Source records
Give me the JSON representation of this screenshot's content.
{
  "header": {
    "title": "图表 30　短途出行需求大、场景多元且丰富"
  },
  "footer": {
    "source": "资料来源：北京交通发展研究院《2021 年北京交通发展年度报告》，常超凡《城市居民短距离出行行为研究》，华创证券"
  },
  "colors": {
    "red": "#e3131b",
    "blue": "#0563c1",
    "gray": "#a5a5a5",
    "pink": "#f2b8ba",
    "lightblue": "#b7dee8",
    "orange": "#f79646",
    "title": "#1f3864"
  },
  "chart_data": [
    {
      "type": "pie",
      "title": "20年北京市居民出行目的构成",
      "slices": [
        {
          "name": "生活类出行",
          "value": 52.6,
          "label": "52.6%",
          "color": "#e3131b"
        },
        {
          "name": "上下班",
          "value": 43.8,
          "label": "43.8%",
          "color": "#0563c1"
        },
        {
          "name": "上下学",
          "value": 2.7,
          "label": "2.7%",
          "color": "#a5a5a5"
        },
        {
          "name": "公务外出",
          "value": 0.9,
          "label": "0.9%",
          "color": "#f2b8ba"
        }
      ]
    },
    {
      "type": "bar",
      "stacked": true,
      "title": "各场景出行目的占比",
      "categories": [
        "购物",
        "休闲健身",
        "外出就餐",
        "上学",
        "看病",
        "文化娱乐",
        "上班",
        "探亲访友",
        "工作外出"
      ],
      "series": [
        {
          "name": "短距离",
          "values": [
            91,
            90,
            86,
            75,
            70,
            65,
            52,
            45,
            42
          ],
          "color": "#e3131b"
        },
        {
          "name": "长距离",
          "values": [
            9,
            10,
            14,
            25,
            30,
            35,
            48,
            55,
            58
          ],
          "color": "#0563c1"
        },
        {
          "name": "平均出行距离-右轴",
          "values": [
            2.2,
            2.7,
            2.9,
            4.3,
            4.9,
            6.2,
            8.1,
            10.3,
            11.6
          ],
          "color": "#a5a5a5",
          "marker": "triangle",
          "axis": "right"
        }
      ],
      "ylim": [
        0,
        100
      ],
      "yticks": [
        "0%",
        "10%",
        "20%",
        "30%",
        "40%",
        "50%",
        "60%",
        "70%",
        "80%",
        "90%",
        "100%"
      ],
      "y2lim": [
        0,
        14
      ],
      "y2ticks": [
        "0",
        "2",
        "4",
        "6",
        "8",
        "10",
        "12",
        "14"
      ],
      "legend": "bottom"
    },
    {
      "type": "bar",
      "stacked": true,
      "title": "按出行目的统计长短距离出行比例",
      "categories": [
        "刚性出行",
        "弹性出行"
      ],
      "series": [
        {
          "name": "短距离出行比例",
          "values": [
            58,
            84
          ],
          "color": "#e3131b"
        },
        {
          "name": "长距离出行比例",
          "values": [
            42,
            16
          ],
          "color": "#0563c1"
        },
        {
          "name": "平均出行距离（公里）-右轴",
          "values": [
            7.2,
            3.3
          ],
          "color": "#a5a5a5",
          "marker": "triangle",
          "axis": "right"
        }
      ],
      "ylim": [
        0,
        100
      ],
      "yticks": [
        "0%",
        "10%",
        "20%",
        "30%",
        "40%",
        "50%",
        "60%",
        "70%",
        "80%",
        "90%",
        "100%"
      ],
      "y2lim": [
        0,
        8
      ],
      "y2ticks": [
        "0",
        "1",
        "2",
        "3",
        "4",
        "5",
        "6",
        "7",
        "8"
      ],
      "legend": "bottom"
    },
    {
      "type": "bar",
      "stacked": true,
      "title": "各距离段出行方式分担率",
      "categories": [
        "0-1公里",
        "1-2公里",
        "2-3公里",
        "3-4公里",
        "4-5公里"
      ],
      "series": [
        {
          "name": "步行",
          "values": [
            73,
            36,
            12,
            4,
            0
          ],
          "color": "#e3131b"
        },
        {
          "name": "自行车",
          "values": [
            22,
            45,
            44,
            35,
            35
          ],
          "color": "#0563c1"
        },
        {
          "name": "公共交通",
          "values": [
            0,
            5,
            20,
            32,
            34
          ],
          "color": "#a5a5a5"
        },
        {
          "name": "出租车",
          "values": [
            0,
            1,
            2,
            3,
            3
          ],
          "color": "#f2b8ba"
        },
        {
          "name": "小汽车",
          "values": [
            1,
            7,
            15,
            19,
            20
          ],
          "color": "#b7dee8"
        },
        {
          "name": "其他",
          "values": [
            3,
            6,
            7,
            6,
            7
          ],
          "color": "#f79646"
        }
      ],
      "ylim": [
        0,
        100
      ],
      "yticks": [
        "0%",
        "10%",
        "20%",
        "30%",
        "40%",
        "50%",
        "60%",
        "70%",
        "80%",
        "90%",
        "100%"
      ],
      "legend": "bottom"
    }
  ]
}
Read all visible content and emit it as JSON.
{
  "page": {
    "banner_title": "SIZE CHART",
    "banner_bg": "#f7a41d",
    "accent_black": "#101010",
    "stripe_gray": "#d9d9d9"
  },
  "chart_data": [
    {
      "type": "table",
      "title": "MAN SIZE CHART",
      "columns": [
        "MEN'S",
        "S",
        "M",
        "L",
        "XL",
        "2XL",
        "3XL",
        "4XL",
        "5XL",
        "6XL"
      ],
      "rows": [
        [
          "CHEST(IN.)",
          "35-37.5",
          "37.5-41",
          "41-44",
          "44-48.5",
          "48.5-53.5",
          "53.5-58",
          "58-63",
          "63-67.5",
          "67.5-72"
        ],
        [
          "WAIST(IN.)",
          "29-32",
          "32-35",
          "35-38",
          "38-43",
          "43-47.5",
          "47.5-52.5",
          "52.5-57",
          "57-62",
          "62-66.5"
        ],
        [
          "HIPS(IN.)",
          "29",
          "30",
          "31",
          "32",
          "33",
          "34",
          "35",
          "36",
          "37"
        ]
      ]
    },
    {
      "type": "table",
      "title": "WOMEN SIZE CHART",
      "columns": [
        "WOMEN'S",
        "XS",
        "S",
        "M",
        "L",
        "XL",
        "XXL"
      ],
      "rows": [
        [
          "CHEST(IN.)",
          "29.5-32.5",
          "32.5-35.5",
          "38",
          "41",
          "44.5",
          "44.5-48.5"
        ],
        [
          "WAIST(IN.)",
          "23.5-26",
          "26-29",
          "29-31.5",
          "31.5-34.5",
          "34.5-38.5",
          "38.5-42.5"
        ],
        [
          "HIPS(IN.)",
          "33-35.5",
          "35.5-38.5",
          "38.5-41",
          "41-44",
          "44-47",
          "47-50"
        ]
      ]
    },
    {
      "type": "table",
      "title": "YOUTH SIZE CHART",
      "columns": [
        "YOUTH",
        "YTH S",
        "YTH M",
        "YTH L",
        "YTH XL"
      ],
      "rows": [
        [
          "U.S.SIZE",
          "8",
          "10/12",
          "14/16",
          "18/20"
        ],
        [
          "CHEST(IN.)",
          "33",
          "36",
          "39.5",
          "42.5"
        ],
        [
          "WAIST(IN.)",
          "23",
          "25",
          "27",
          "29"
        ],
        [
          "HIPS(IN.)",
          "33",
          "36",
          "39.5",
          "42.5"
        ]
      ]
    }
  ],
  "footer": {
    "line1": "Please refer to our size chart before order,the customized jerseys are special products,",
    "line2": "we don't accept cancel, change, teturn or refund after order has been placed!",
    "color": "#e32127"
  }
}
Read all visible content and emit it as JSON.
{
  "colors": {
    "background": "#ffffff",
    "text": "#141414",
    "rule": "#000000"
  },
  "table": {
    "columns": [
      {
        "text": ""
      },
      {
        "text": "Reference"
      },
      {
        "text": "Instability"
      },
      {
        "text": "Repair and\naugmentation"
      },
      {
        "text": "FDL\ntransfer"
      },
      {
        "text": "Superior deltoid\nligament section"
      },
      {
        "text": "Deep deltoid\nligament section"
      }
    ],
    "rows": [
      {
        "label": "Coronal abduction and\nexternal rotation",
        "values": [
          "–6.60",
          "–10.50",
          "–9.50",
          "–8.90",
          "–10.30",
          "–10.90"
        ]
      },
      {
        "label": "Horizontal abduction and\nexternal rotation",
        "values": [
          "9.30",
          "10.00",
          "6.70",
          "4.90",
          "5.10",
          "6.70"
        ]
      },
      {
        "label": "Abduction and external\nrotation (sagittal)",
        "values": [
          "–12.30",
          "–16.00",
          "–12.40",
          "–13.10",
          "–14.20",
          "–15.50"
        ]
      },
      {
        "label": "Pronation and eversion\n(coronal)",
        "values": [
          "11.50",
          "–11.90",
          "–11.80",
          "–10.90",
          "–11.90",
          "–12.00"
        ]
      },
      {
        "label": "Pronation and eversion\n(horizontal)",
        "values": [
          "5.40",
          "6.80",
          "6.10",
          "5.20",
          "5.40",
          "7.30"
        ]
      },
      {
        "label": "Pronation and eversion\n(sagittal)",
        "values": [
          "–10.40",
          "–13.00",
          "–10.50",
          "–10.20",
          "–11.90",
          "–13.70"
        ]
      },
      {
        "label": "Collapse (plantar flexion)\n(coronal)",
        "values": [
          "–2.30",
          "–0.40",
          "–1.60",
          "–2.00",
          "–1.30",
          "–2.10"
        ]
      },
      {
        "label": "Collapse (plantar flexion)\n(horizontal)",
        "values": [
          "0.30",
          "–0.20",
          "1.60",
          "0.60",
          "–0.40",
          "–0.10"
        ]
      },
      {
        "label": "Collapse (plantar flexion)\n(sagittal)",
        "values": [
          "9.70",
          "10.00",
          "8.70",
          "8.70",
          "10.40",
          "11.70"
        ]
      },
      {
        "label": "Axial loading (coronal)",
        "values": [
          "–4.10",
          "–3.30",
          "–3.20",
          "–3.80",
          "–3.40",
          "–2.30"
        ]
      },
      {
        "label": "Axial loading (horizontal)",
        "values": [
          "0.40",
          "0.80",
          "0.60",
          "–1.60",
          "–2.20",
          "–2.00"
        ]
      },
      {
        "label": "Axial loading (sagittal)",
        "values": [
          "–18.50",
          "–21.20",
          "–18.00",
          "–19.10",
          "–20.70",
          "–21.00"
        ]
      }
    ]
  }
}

• _WORK TO DO_
Return every line above in which the string "Pronation" occurs.

• _RESULT FOR THIS TASK_
        "label": "Pronation and eversion\n(coronal)",
        "label": "Pronation and eversion\n(horizontal)",
        "label": "Pronation and eversion\n(sagittal)",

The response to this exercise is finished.